Dataset rows of page text
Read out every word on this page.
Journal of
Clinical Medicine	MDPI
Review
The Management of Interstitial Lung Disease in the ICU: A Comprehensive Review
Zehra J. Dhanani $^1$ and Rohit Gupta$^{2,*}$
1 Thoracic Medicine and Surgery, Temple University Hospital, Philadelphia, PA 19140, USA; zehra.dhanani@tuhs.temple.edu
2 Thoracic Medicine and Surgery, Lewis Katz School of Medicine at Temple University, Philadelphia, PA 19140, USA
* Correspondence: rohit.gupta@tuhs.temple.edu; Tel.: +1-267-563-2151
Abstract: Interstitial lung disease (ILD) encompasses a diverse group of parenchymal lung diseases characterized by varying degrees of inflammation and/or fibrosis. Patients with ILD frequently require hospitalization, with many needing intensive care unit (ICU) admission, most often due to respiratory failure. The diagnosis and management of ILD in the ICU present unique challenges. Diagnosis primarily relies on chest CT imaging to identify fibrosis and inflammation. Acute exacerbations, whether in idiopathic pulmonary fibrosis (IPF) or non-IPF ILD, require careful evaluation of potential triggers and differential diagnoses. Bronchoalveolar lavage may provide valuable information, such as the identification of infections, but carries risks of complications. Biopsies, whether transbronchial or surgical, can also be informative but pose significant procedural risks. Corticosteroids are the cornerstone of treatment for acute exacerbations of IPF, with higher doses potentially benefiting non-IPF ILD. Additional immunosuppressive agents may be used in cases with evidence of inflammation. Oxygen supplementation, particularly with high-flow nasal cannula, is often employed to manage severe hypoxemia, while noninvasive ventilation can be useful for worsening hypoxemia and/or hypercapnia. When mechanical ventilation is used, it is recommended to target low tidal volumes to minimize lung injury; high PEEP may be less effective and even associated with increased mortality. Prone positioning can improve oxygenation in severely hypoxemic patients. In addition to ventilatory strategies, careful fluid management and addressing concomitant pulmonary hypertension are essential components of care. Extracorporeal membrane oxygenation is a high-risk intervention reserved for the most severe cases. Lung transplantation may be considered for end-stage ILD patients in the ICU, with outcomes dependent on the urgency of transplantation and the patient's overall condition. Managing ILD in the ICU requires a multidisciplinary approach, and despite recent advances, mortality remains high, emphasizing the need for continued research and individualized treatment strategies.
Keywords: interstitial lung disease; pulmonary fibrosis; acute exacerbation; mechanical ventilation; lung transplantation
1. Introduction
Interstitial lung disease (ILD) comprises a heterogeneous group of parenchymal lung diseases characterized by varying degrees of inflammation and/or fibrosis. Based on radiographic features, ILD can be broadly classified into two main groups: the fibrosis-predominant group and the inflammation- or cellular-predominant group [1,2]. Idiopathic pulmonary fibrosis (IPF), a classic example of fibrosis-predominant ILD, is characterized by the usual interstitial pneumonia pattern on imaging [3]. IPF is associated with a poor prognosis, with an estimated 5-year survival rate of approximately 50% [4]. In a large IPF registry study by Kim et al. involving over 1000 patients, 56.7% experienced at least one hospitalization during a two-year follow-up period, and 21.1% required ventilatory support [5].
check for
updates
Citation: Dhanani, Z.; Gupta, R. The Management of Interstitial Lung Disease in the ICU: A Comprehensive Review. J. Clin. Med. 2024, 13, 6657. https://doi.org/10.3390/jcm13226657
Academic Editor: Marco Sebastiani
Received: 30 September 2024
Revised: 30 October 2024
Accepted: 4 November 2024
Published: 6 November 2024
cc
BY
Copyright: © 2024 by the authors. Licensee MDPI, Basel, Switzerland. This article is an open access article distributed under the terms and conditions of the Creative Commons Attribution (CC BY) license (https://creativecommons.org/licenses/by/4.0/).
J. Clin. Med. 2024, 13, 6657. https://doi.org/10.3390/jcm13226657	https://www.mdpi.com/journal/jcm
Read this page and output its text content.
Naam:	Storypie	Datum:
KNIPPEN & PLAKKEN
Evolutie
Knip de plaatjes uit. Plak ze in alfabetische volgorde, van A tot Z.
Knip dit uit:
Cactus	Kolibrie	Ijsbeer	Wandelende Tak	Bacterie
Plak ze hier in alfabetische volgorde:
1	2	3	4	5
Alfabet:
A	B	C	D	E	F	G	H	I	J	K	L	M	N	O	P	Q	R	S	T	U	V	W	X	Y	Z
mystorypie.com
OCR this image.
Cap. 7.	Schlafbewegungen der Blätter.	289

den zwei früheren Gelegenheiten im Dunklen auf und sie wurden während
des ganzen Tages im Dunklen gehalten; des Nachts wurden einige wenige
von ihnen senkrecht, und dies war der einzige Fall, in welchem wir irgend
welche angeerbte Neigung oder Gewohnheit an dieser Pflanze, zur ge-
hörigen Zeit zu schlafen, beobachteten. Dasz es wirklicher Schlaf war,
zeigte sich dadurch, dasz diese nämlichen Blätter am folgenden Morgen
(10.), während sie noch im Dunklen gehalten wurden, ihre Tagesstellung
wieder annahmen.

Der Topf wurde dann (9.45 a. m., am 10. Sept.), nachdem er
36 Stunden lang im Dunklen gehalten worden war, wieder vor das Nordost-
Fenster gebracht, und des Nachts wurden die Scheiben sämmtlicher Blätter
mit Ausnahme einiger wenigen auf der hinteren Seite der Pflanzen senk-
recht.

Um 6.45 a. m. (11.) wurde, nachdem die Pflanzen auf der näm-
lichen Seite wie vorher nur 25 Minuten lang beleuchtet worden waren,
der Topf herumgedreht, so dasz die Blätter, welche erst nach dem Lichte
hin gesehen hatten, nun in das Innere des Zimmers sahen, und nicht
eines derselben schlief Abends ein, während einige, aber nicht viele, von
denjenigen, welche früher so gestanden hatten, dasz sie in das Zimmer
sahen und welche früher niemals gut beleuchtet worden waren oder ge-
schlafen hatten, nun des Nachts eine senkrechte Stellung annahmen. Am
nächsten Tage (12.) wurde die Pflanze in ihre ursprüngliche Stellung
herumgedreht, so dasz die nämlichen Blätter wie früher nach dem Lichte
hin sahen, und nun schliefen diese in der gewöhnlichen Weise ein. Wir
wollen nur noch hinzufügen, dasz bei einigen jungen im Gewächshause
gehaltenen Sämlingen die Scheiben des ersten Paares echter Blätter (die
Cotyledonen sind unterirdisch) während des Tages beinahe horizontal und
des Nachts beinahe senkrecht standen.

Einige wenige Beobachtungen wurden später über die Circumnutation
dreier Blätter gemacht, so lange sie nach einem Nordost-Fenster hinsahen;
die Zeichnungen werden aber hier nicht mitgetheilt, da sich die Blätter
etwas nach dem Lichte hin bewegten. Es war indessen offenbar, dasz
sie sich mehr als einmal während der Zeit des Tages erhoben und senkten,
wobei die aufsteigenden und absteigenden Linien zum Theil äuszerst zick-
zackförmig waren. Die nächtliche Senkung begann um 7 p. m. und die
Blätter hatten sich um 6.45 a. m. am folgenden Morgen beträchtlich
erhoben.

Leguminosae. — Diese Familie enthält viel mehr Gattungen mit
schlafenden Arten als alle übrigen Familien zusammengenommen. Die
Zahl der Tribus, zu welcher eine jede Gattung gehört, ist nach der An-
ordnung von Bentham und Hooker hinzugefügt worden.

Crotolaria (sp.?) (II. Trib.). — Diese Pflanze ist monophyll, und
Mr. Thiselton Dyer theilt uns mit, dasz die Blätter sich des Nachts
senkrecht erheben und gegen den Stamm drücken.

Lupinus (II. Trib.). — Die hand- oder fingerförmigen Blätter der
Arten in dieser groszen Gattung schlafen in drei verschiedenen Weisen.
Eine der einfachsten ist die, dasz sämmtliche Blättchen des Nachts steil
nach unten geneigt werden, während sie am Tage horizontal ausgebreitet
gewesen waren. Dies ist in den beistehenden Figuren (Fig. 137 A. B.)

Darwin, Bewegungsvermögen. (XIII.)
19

WHAT YOU HAVE TO DO:
Every entry must be given again exactly as it reads.

FINAL ANSWER:
Read out every word on this page.
Journal of
Clinical Medicine	MDPI
Review
The Management of Interstitial Lung Disease in the ICU: A Comprehensive Review
Zehra J. Dhanani $^1$ and Rohit Gupta$^{2,*}$
1 Thoracic Medicine and Surgery, Temple University Hospital, Philadelphia, PA 19140, USA; zehra.dhanani@tuhs.temple.edu
2 Thoracic Medicine and Surgery, Lewis Katz School of Medicine at Temple University, Philadelphia, PA 19140, USA
* Correspondence: rohit.gupta@tuhs.temple.edu; Tel.: +1-267-563-2151
Abstract: Interstitial lung disease (ILD) encompasses a diverse group of parenchymal lung diseases characterized by varying degrees of inflammation and/or fibrosis. Patients with ILD frequently require hospitalization, with many needing intensive care unit (ICU) admission, most often due to respiratory failure. The diagnosis and management of ILD in the ICU present unique challenges. Diagnosis primarily relies on chest CT imaging to identify fibrosis and inflammation. Acute exacerbations, whether in idiopathic pulmonary fibrosis (IPF) or non-IPF ILD, require careful evaluation of potential triggers and differential diagnoses. Bronchoalveolar lavage may provide valuable information, such as the identification of infections, but carries risks of complications. Biopsies, whether transbronchial or surgical, can also be informative but pose significant procedural risks. Corticosteroids are the cornerstone of treatment for acute exacerbations of IPF, with higher doses potentially benefiting non-IPF ILD. Additional immunosuppressive agents may be used in cases with evidence of inflammation. Oxygen supplementation, particularly with high-flow nasal cannula, is often employed to manage severe hypoxemia, while noninvasive ventilation can be useful for worsening hypoxemia and/or hypercapnia. When mechanical ventilation is used, it is recommended to target low tidal volumes to minimize lung injury; high PEEP may be less effective and even associated with increased mortality. Prone positioning can improve oxygenation in severely hypoxemic patients. In addition to ventilatory strategies, careful fluid management and addressing concomitant pulmonary hypertension are essential components of care. Extracorporeal membrane oxygenation is a high-risk intervention reserved for the most severe cases. Lung transplantation may be considered for end-stage ILD patients in the ICU, with outcomes dependent on the urgency of transplantation and the patient's overall condition. Managing ILD in the ICU requires a multidisciplinary approach, and despite recent advances, mortality remains high, emphasizing the need for continued research and individualized treatment strategies.
Keywords: interstitial lung disease; pulmonary fibrosis; acute exacerbation; mechanical ventilation; lung transplantation
1. Introduction
Interstitial lung disease (ILD) comprises a heterogeneous group of parenchymal lung diseases characterized by varying degrees of inflammation and/or fibrosis. Based on radiographic features, ILD can be broadly classified into two main groups: the fibrosis-predominant group and the inflammation- or cellular-predominant group [1,2]. Idiopathic pulmonary fibrosis (IPF), a classic example of fibrosis-predominant ILD, is characterized by the usual interstitial pneumonia pattern on imaging [3]. IPF is associated with a poor prognosis, with an estimated 5-year survival rate of approximately 50% [4]. In a large IPF registry study by Kim et al. involving over 1000 patients, 56.7% experienced at least one hospitalization during a two-year follow-up period, and 21.1% required ventilatory support [5].
check for
updates
Citation: Dhanani, Z.; Gupta, R. The Management of Interstitial Lung Disease in the ICU: A Comprehensive Review. J. Clin. Med. 2024, 13, 6657. https://doi.org/10.3390/jcm13226657
Academic Editor: Marco Sebastiani
Received: 30 September 2024
Revised: 30 October 2024
Accepted: 4 November 2024
Published: 6 November 2024
cc
BY
Copyright: © 2024 by the authors. Licensee MDPI, Basel, Switzerland. This article is an open access article distributed under the terms and conditions of the Creative Commons Attribution (CC BY) license (https://creativecommons.org/licenses/by/4.0/).
J. Clin. Med. 2024, 13, 6657. https://doi.org/10.3390/jcm13226657	https://www.mdpi.com/journal/jcm
Read this page and output its text content.
Naam:	Storypie	Datum:
KNIPPEN & PLAKKEN
Evolutie
Knip de plaatjes uit. Plak ze in alfabetische volgorde, van A tot Z.
Knip dit uit:
Cactus	Kolibrie	Ijsbeer	Wandelende Tak	Bacterie
Plak ze hier in alfabetische volgorde:
1	2	3	4	5
Alfabet:
A	B	C	D	E	F	G	H	I	J	K	L	M	N	O	P	Q	R	S	T	U	V	W	X	Y	Z
mystorypie.com
OCR this image.
Cap. 7.	Schlafbewegungen der Blätter.	289

den zwei früheren Gelegenheiten im Dunklen auf und sie wurden während
des ganzen Tages im Dunklen gehalten; des Nachts wurden einige wenige
von ihnen senkrecht, und dies war der einzige Fall, in welchem wir irgend
welche angeerbte Neigung oder Gewohnheit an dieser Pflanze, zur ge-
hörigen Zeit zu schlafen, beobachteten. Dasz es wirklicher Schlaf war,
zeigte sich dadurch, dasz diese nämlichen Blätter am folgenden Morgen
(10.), während sie noch im Dunklen gehalten wurden, ihre Tagesstellung
wieder annahmen.

Der Topf wurde dann (9.45 a. m., am 10. Sept.), nachdem er
36 Stunden lang im Dunklen gehalten worden war, wieder vor das Nordost-
Fenster gebracht, und des Nachts wurden die Scheiben sämmtlicher Blätter
mit Ausnahme einiger wenigen auf der hinteren Seite der Pflanzen senk-
recht.

Um 6.45 a. m. (11.) wurde, nachdem die Pflanzen auf der näm-
lichen Seite wie vorher nur 25 Minuten lang beleuchtet worden waren,
der Topf herumgedreht, so dasz die Blätter, welche erst nach dem Lichte
hin gesehen hatten, nun in das Innere des Zimmers sahen, und nicht
eines derselben schlief Abends ein, während einige, aber nicht viele, von
denjenigen, welche früher so gestanden hatten, dasz sie in das Zimmer
sahen und welche früher niemals gut beleuchtet worden waren oder ge-
schlafen hatten, nun des Nachts eine senkrechte Stellung annahmen. Am
nächsten Tage (12.) wurde die Pflanze in ihre ursprüngliche Stellung
herumgedreht, so dasz die nämlichen Blätter wie früher nach dem Lichte
hin sahen, und nun schliefen diese in der gewöhnlichen Weise ein. Wir
wollen nur noch hinzufügen, dasz bei einigen jungen im Gewächshause
gehaltenen Sämlingen die Scheiben des ersten Paares echter Blätter (die
Cotyledonen sind unterirdisch) während des Tages beinahe horizontal und
des Nachts beinahe senkrecht standen.

Einige wenige Beobachtungen wurden später über die Circumnutation
dreier Blätter gemacht, so lange sie nach einem Nordost-Fenster hinsahen;
die Zeichnungen werden aber hier nicht mitgetheilt, da sich die Blätter
etwas nach dem Lichte hin bewegten. Es war indessen offenbar, dasz
sie sich mehr als einmal während der Zeit des Tages erhoben und senkten,
wobei die aufsteigenden und absteigenden Linien zum Theil äuszerst zick-
zackförmig waren. Die nächtliche Senkung begann um 7 p. m. und die
Blätter hatten sich um 6.45 a. m. am folgenden Morgen beträchtlich
erhoben.

Leguminosae. — Diese Familie enthält viel mehr Gattungen mit
schlafenden Arten als alle übrigen Familien zusammengenommen. Die
Zahl der Tribus, zu welcher eine jede Gattung gehört, ist nach der An-
ordnung von Bentham und Hooker hinzugefügt worden.

Crotolaria (sp.?) (II. Trib.). — Diese Pflanze ist monophyll, und
Mr. Thiselton Dyer theilt uns mit, dasz die Blätter sich des Nachts
senkrecht erheben und gegen den Stamm drücken.

Lupinus (II. Trib.). — Die hand- oder fingerförmigen Blätter der
Arten in dieser groszen Gattung schlafen in drei verschiedenen Weisen.
Eine der einfachsten ist die, dasz sämmtliche Blättchen des Nachts steil
nach unten geneigt werden, während sie am Tage horizontal ausgebreitet
gewesen waren. Dies ist in den beistehenden Figuren (Fig. 137 A. B.)

Darwin, Bewegungsvermögen. (XIII.)
19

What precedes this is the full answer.